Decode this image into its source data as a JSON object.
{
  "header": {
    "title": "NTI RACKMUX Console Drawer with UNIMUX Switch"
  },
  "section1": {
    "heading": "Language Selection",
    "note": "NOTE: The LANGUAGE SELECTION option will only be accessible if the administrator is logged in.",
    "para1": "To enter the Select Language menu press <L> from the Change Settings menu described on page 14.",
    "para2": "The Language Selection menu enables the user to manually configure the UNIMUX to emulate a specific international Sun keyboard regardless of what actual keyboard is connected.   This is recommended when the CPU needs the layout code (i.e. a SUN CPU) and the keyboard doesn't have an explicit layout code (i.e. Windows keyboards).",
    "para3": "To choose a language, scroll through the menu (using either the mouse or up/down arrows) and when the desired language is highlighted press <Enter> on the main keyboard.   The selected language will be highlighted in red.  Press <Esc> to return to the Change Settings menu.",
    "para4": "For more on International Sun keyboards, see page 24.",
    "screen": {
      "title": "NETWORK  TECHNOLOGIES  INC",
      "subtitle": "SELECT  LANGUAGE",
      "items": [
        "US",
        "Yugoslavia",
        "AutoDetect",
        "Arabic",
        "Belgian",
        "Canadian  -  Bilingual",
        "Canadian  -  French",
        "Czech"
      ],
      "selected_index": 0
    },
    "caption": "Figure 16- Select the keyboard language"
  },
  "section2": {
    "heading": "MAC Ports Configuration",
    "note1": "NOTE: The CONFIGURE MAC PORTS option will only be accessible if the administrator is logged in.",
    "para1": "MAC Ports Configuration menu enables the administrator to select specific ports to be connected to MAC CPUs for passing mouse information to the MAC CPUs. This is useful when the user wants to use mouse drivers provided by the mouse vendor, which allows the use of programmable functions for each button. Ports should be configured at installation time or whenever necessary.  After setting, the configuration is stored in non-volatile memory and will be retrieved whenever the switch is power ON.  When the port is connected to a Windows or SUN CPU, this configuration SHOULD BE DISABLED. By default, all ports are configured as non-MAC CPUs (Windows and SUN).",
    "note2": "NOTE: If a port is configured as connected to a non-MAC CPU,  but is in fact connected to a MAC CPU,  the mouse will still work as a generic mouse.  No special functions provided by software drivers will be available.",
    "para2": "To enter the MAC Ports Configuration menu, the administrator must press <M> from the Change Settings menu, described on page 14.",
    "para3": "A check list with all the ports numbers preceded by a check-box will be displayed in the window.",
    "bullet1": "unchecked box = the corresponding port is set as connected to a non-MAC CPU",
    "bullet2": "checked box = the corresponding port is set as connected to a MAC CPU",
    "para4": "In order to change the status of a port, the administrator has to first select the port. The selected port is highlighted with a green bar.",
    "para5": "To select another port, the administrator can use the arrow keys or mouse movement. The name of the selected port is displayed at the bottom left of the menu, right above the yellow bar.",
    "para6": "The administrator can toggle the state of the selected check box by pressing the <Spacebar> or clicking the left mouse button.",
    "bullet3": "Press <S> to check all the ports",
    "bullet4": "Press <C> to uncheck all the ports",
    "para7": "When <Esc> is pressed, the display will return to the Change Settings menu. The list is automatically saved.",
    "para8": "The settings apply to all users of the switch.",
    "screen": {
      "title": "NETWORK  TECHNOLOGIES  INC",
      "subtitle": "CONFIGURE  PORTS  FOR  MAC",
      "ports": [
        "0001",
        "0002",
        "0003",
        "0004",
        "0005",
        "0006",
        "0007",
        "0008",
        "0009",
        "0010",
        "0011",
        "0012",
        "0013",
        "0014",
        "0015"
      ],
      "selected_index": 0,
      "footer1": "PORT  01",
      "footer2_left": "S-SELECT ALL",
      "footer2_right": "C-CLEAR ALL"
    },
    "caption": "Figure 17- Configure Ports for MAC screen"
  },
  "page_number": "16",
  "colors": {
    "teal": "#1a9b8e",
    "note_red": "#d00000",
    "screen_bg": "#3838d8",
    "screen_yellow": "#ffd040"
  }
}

****************

Copy each line of the records that contains the word "from".

    "para1": "To enter the Select Language menu press <L> from the Change Settings menu described on page 14.",
    "para2": "To enter the MAC Ports Configuration menu, the administrator must press <M> from the Change Settings menu, described on page 14.",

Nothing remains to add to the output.